-- REQUEST --
Repeat every entry word for word, skipping the pictures.

[Data entries]
# # # # # # #

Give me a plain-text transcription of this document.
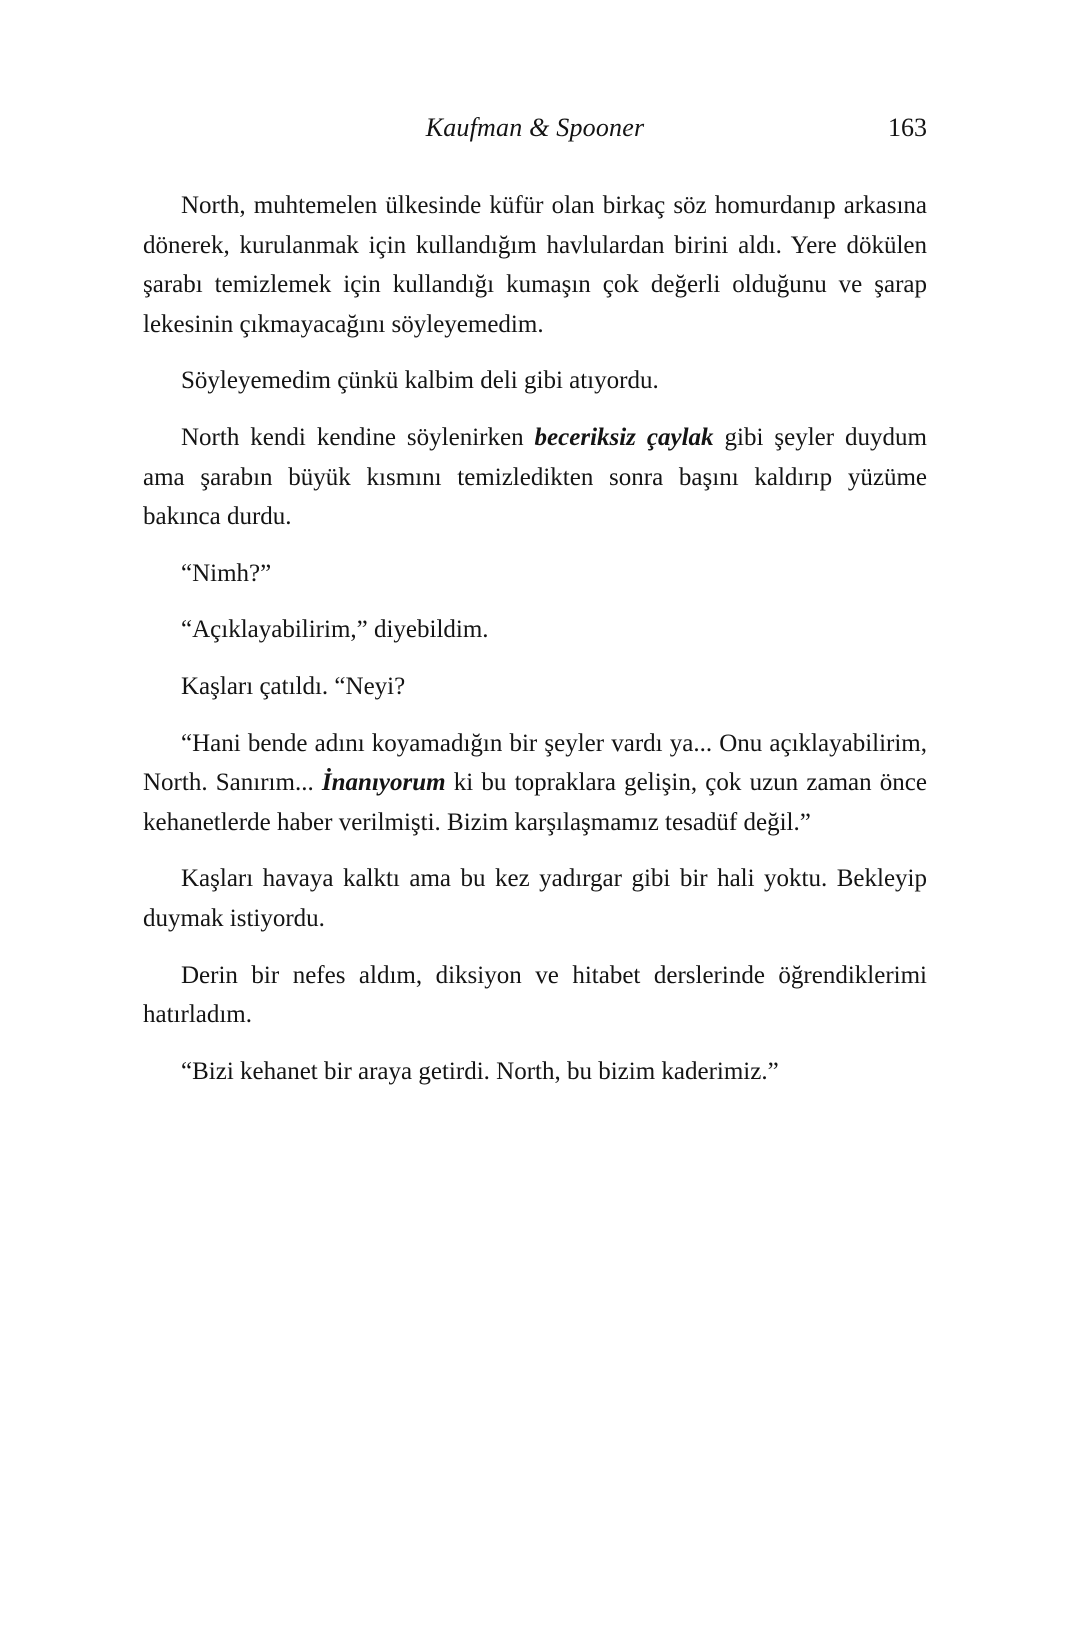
Kaufman & Spooner	163

North, muhtemelen ülkesinde küfür olan birkaç söz homurdanıp arkasına dönerek, kurulanmak için kullandığım havlulardan birini aldı. Yere dökülen şarabı temizlemek için kullandığı kumaşın çok değerli olduğunu ve şarap lekesinin çıkmayacağını söyleyemedim.

Söyleyemedim çünkü kalbim deli gibi atıyordu.

North kendi kendine söylenirken beceriksiz çaylak gibi şeyler duydum ama şarabın büyük kısmını temizledikten sonra başını kaldırıp yüzüme bakınca durdu.

“Nimh?”

“Açıklayabilirim,” diyebildim.

Kaşları çatıldı. “Neyi?

“Hani bende adını koyamadığın bir şeyler vardı ya... Onu açıklayabilirim, North. Sanırım... İnanıyorum ki bu topraklara gelişin, çok uzun zaman önce kehanetlerde haber verilmişti. Bizim karşılaşmamız tesadüf değil.”

Kaşları havaya kalktı ama bu kez yadırgar gibi bir hali yoktu. Bekleyip duymak istiyordu.

Derin bir nefes aldım, diksiyon ve hitabet derslerinde öğrendiklerimi hatırladım.

“Bizi kehanet bir araya getirdi. North, bu bizim kaderimiz.”
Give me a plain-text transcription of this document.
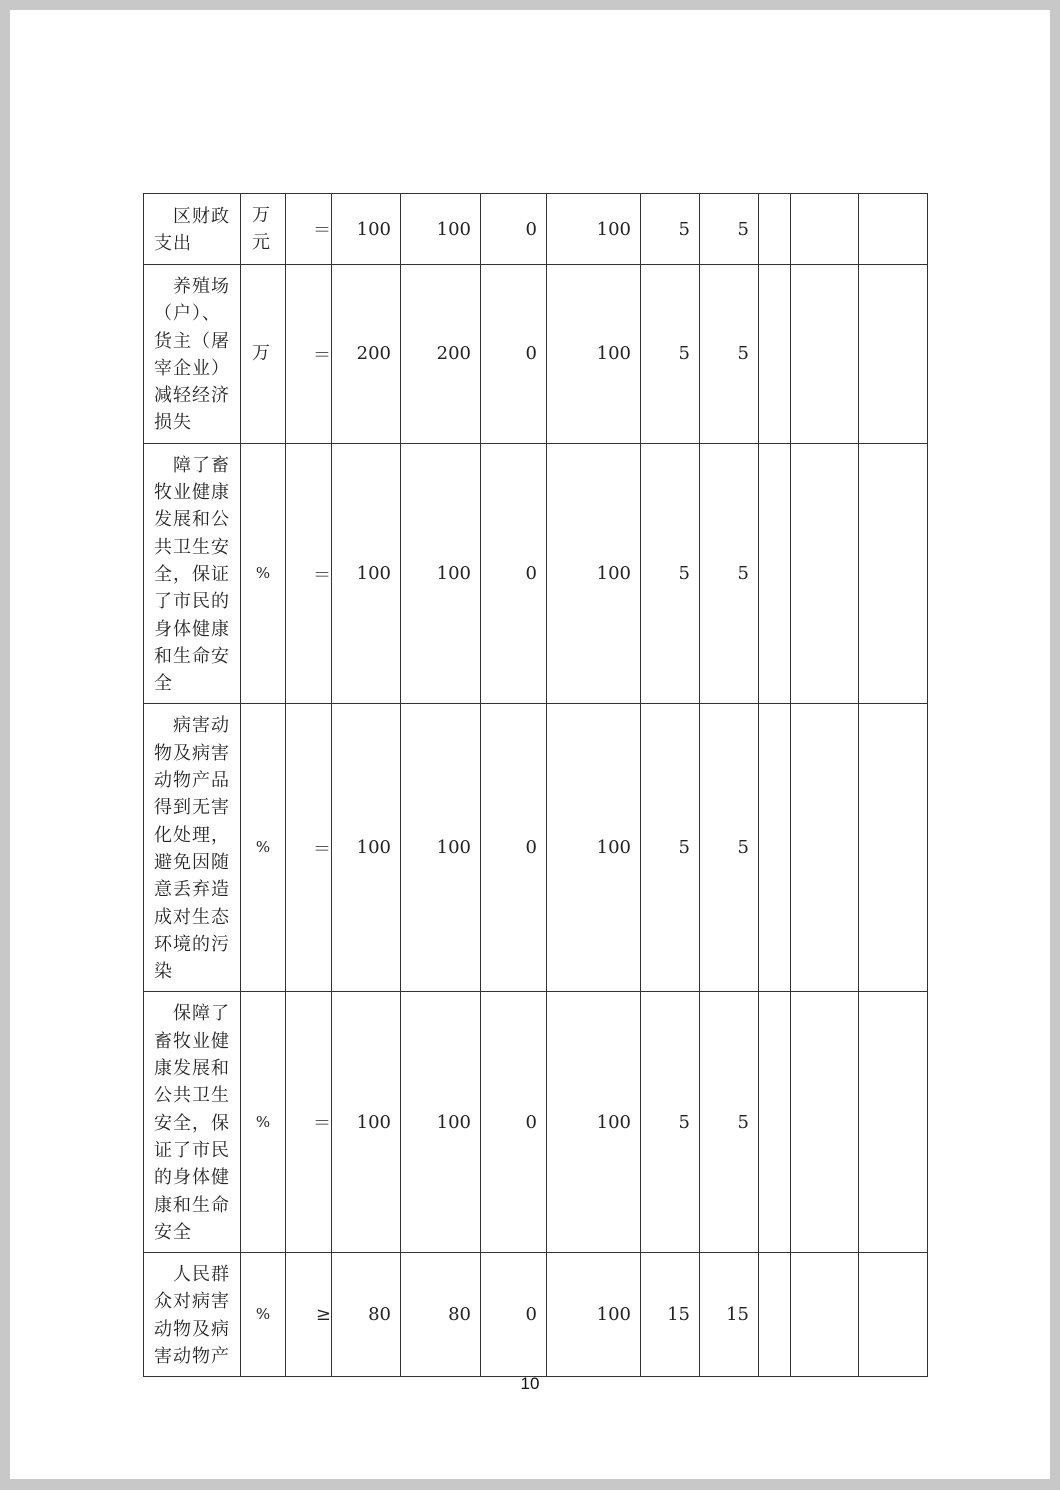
区财政支出	万元	＝	100	100	0	100	5	5			
养殖场（户）、货主（屠宰企业）减轻经济损失	万	＝	200	200	0	100	5	5			
障了畜牧业健康发展和公共卫生安全，保证了市民的身体健康和生命安全	%	＝	100	100	0	100	5	5			
病害动物及病害动物产品得到无害化处理，避免因随意丢弃造成对生态环境的污染	%	＝	100	100	0	100	5	5			
保障了畜牧业健康发展和公共卫生安全，保证了市民的身体健康和生命安全	%	＝	100	100	0	100	5	5			
人民群众对病害动物及病害动物产	%	≥	80	80	0	100	15	15			
10
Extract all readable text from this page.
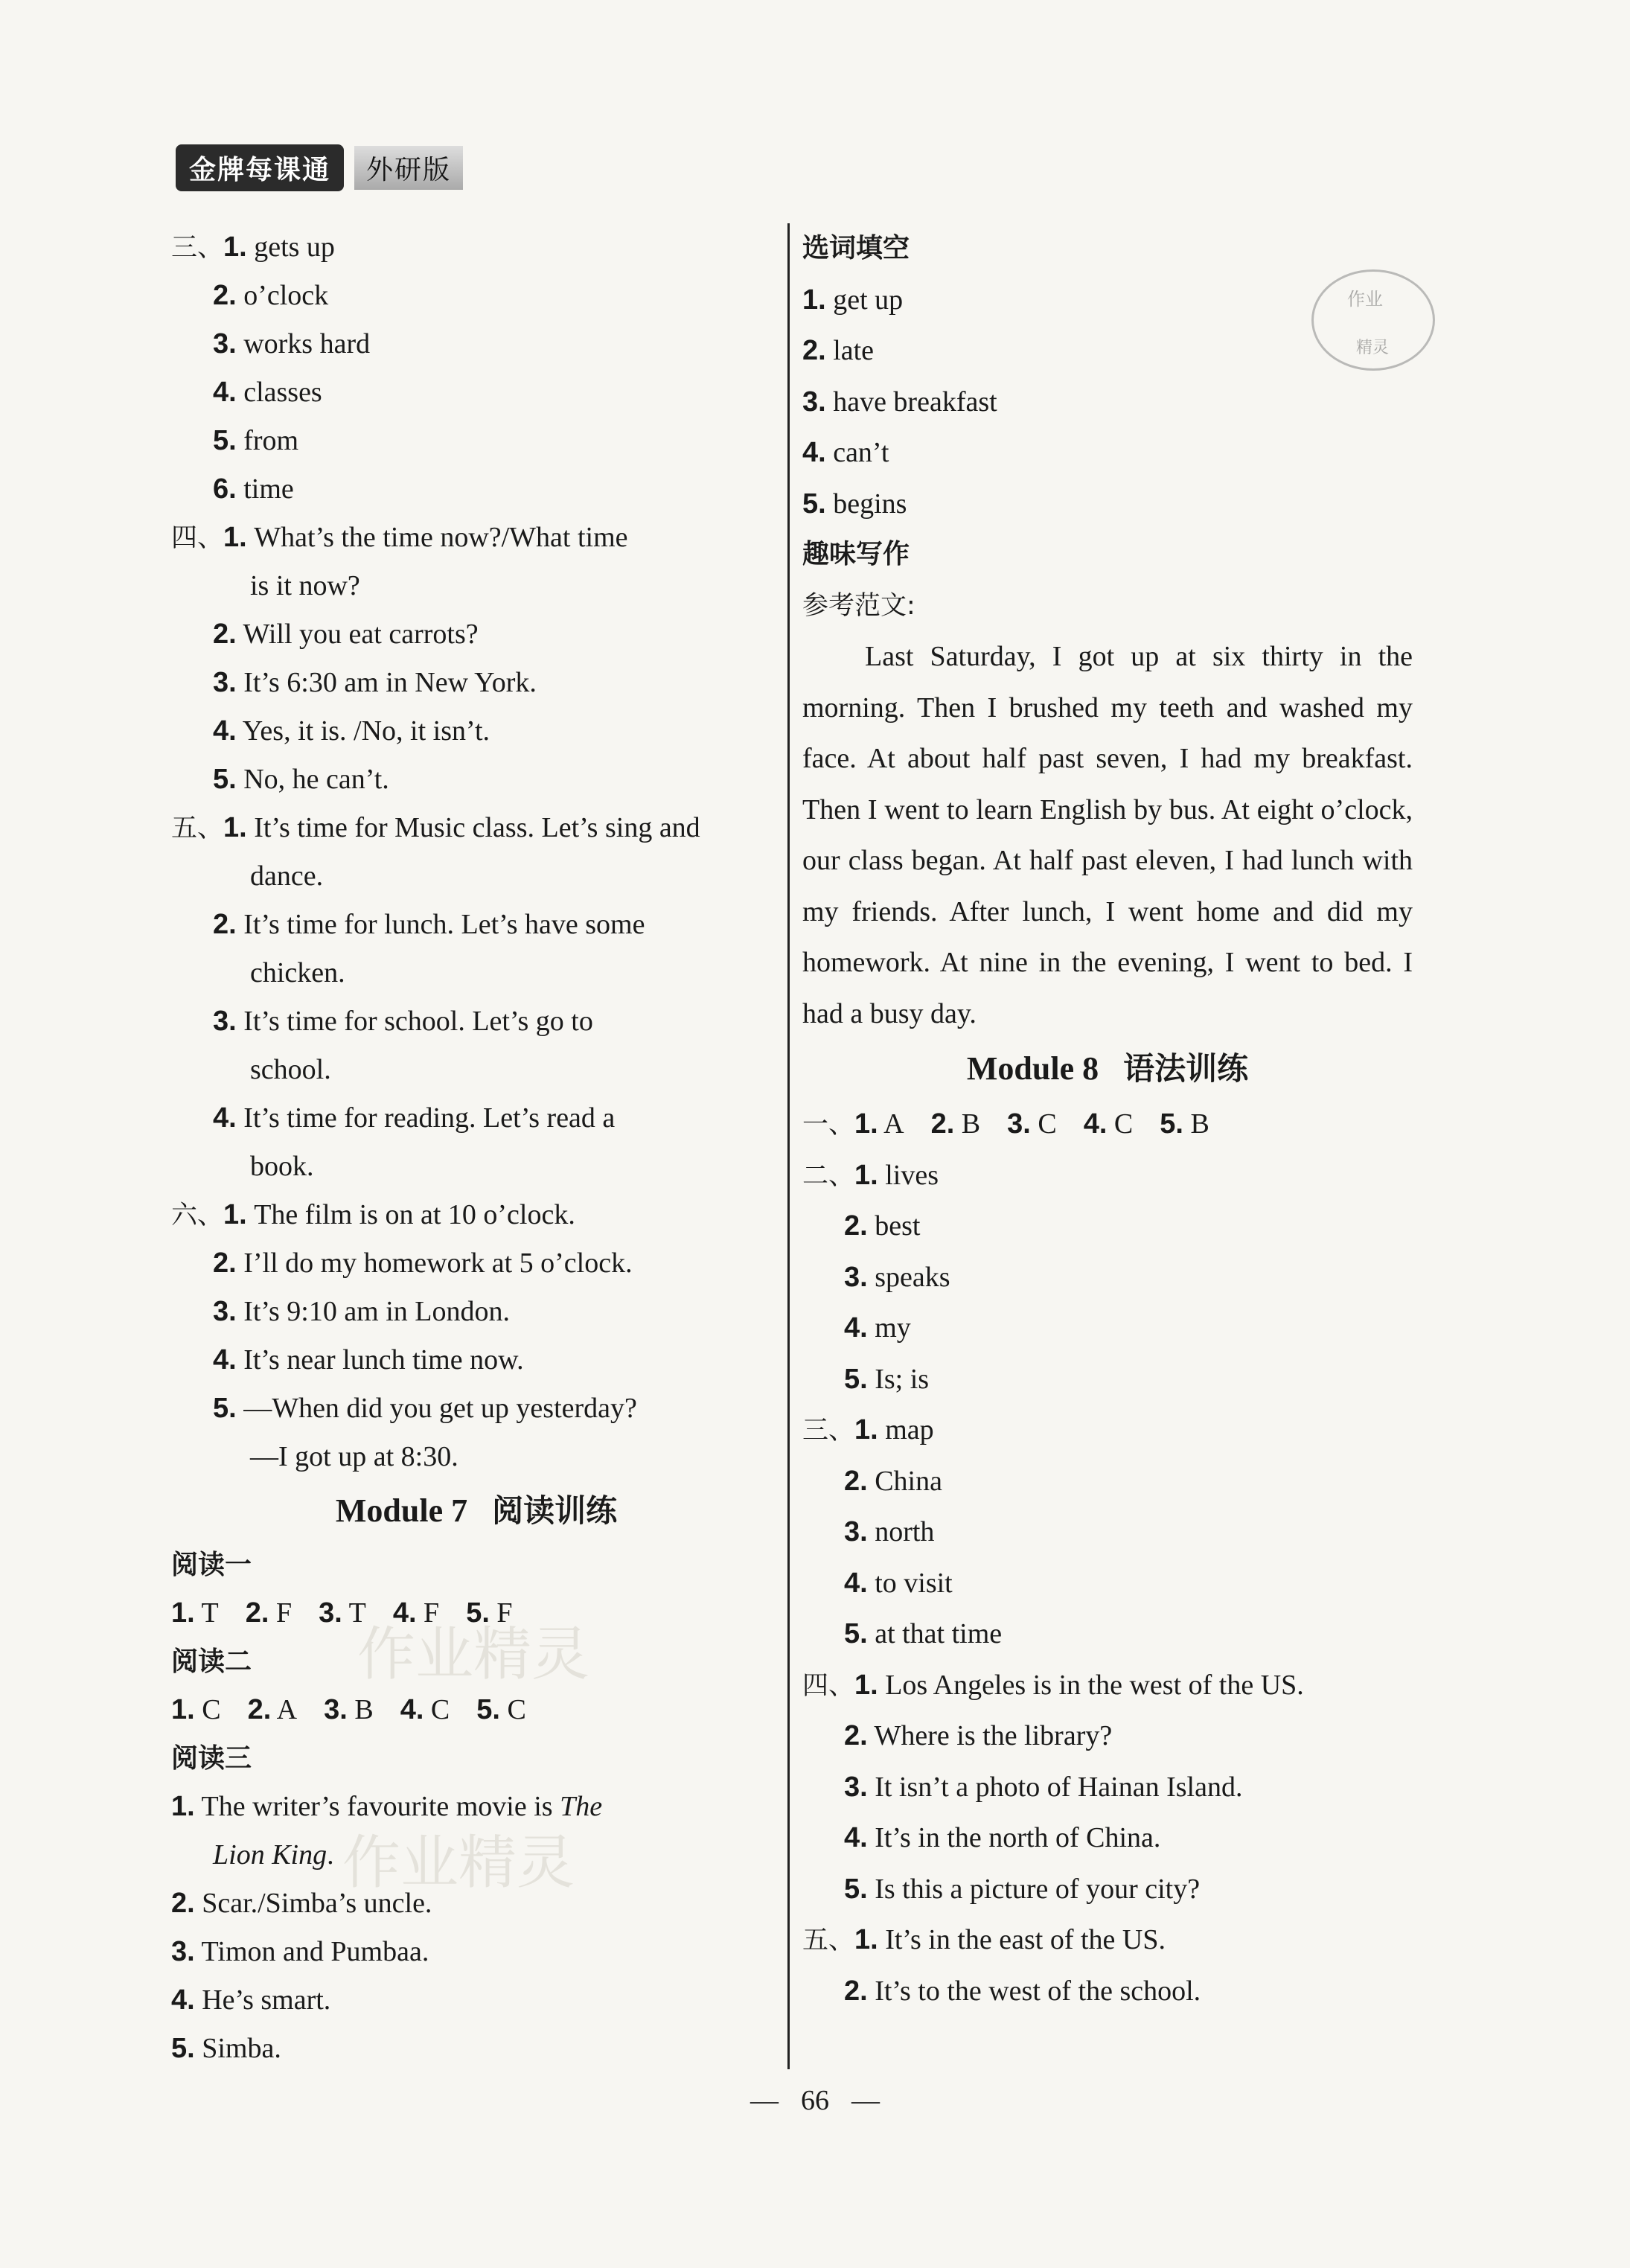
金牌每课通	外研版
作业
精灵
三、1. gets up
2. o’clock
3. works hard
4. classes
5. from
6. time
四、1. What’s the time now?/What time
is it now?
2. Will you eat carrots?
3. It’s 6:30 am in New York.
4. Yes, it is. /No, it isn’t.
5. No, he can’t.
五、1. It’s time for Music class. Let’s sing and
dance.
2. It’s time for lunch. Let’s have some
chicken.
3. It’s time for school. Let’s go to
school.
4. It’s time for reading. Let’s read a
book.
六、1. The film is on at 10 o’clock.
2. I’ll do my homework at 5 o’clock.
3. It’s 9:10 am in London.
4. It’s near lunch time now.
5. —When did you get up yesterday?
—I got up at 8:30.
Module 7 阅读训练
阅读一
1. T 2. F 3. T 4. F 5. F
阅读二
1. C 2. A 3. B 4. C 5. C
阅读三
1. The writer’s favourite movie is The
Lion King.
2. Scar./Simba’s uncle.
3. Timon and Pumbaa.
4. He’s smart.
5. Simba.
选词填空
1. get up
2. late
3. have breakfast
4. can’t
5. begins
趣味写作
参考范文:
Last Saturday, I got up at six thirty in the morning. Then I brushed my teeth and washed my face. At about half past seven, I had my breakfast. Then I went to learn English by bus. At eight o’clock, our class began. At half past eleven, I had lunch with my friends. After lunch, I went home and did my homework. At nine in the evening, I went to bed. I had a busy day.
Module 8 语法训练
一、1. A 2. B 3. C 4. C 5. B
二、1. lives
2. best
3. speaks
4. my
5. Is; is
三、1. map
2. China
3. north
4. to visit
5. at that time
四、1. Los Angeles is in the west of the US.
2. Where is the library?
3. It isn’t a photo of Hainan Island.
4. It’s in the north of China.
5. Is this a picture of your city?
五、1. It’s in the east of the US.
2. It’s to the west of the school.
作业精灵
作业精灵
— 66 —
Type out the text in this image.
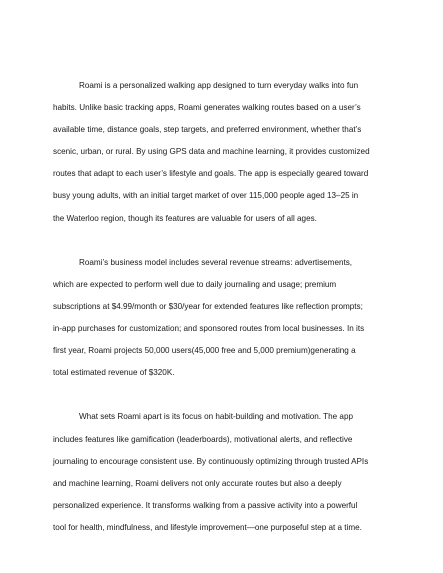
Roami is a personalized walking app designed to turn everyday walks into fun
habits. Unlike basic tracking apps, Roami generates walking routes based on a user’s
available time, distance goals, step targets, and preferred environment, whether that’s
scenic, urban, or rural. By using GPS data and machine learning, it provides customized
routes that adapt to each user’s lifestyle and goals. The app is especially geared toward
busy young adults, with an initial target market of over 115,000 people aged 13–25 in
the Waterloo region, though its features are valuable for users of all ages.

Roami’s business model includes several revenue streams: advertisements,
which are expected to perform well due to daily journaling and usage; premium
subscriptions at $4.99/month or $30/year for extended features like reflection prompts;
in-app purchases for customization; and sponsored routes from local businesses. In its
first year, Roami projects 50,000 users(45,000 free and 5,000 premium)generating a
total estimated revenue of $320K.

What sets Roami apart is its focus on habit-building and motivation. The app
includes features like gamification (leaderboards), motivational alerts, and reflective
journaling to encourage consistent use. By continuously optimizing through trusted APIs
and machine learning, Roami delivers not only accurate routes but also a deeply
personalized experience. It transforms walking from a passive activity into a powerful
tool for health, mindfulness, and lifestyle improvement—one purposeful step at a time.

# # # # # # #

-- WRITTEN RESPONSE --
Give me a plain-text transcription of this document.
Kaufman & Spooner	163

North, muhtemelen ülkesinde küfür olan birkaç söz homurdanıp arkasına dönerek, kurulanmak için kullandığım havlulardan birini aldı. Yere dökülen şarabı temizlemek için kullandığı kumaşın çok değerli olduğunu ve şarap lekesinin çıkmayacağını söyleyemedim.

Söyleyemedim çünkü kalbim deli gibi atıyordu.

North kendi kendine söylenirken beceriksiz çaylak gibi şeyler duydum ama şarabın büyük kısmını temizledikten sonra başını kaldırıp yüzüme bakınca durdu.

“Nimh?”

“Açıklayabilirim,” diyebildim.

Kaşları çatıldı. “Neyi?

“Hani bende adını koyamadığın bir şeyler vardı ya... Onu açıklayabilirim, North. Sanırım... İnanıyorum ki bu topraklara gelişin, çok uzun zaman önce kehanetlerde haber verilmişti. Bizim karşılaşmamız tesadüf değil.”

Kaşları havaya kalktı ama bu kez yadırgar gibi bir hali yoktu. Bekleyip duymak istiyordu.

Derin bir nefes aldım, diksiyon ve hitabet derslerinde öğrendiklerimi hatırladım.

“Bizi kehanet bir araya getirdi. North, bu bizim kaderimiz.”
Give me a plain-text transcription of this document.
区财政支出	万元	＝	100	100	0	100	5	5			
养殖场（户）、货主（屠宰企业）减轻经济损失	万	＝	200	200	0	100	5	5			
障了畜牧业健康发展和公共卫生安全，保证了市民的身体健康和生命安全	%	＝	100	100	0	100	5	5			
病害动物及病害动物产品得到无害化处理，避免因随意丢弃造成对生态环境的污染	%	＝	100	100	0	100	5	5			
保障了畜牧业健康发展和公共卫生安全，保证了市民的身体健康和生命安全	%	＝	100	100	0	100	5	5			
人民群众对病害动物及病害动物产	%	≥	80	80	0	100	15	15			
10
Extract all readable text from this page.
金牌每课通	外研版
作业
精灵
三、1. gets up
2. o’clock
3. works hard
4. classes
5. from
6. time
四、1. What’s the time now?/What time
is it now?
2. Will you eat carrots?
3. It’s 6:30 am in New York.
4. Yes, it is. /No, it isn’t.
5. No, he can’t.
五、1. It’s time for Music class. Let’s sing and
dance.
2. It’s time for lunch. Let’s have some
chicken.
3. It’s time for school. Let’s go to
school.
4. It’s time for reading. Let’s read a
book.
六、1. The film is on at 10 o’clock.
2. I’ll do my homework at 5 o’clock.
3. It’s 9:10 am in London.
4. It’s near lunch time now.
5. —When did you get up yesterday?
—I got up at 8:30.
Module 7 阅读训练
阅读一
1. T 2. F 3. T 4. F 5. F
阅读二
1. C 2. A 3. B 4. C 5. C
阅读三
1. The writer’s favourite movie is The
Lion King.
2. Scar./Simba’s uncle.
3. Timon and Pumbaa.
4. He’s smart.
5. Simba.
选词填空
1. get up
2. late
3. have breakfast
4. can’t
5. begins
趣味写作
参考范文:
Last Saturday, I got up at six thirty in the morning. Then I brushed my teeth and washed my face. At about half past seven, I had my breakfast. Then I went to learn English by bus. At eight o’clock, our class began. At half past eleven, I had lunch with my friends. After lunch, I went home and did my homework. At nine in the evening, I went to bed. I had a busy day.
Module 8 语法训练
一、1. A 2. B 3. C 4. C 5. B
二、1. lives
2. best
3. speaks
4. my
5. Is; is
三、1. map
2. China
3. north
4. to visit
5. at that time
四、1. Los Angeles is in the west of the US.
2. Where is the library?
3. It isn’t a photo of Hainan Island.
4. It’s in the north of China.
5. Is this a picture of your city?
五、1. It’s in the east of the US.
2. It’s to the west of the school.
作业精灵
作业精灵
— 66 —
Type out the text in this image.
Roami is a personalized walking app designed to turn everyday walks into fun
habits. Unlike basic tracking apps, Roami generates walking routes based on a user’s
available time, distance goals, step targets, and preferred environment, whether that’s
scenic, urban, or rural. By using GPS data and machine learning, it provides customized
routes that adapt to each user’s lifestyle and goals. The app is especially geared toward
busy young adults, with an initial target market of over 115,000 people aged 13–25 in
the Waterloo region, though its features are valuable for users of all ages.

Roami’s business model includes several revenue streams: advertisements,
which are expected to perform well due to daily journaling and usage; premium
subscriptions at $4.99/month or $30/year for extended features like reflection prompts;
in-app purchases for customization; and sponsored routes from local businesses. In its
first year, Roami projects 50,000 users(45,000 free and 5,000 premium)generating a
total estimated revenue of $320K.

What sets Roami apart is its focus on habit-building and motivation. The app
includes features like gamification (leaderboards), motivational alerts, and reflective
journaling to encourage consistent use. By continuously optimizing through trusted APIs
and machine learning, Roami delivers not only accurate routes but also a deeply
personalized experience. It transforms walking from a passive activity into a powerful
tool for health, mindfulness, and lifestyle improvement—one purposeful step at a time.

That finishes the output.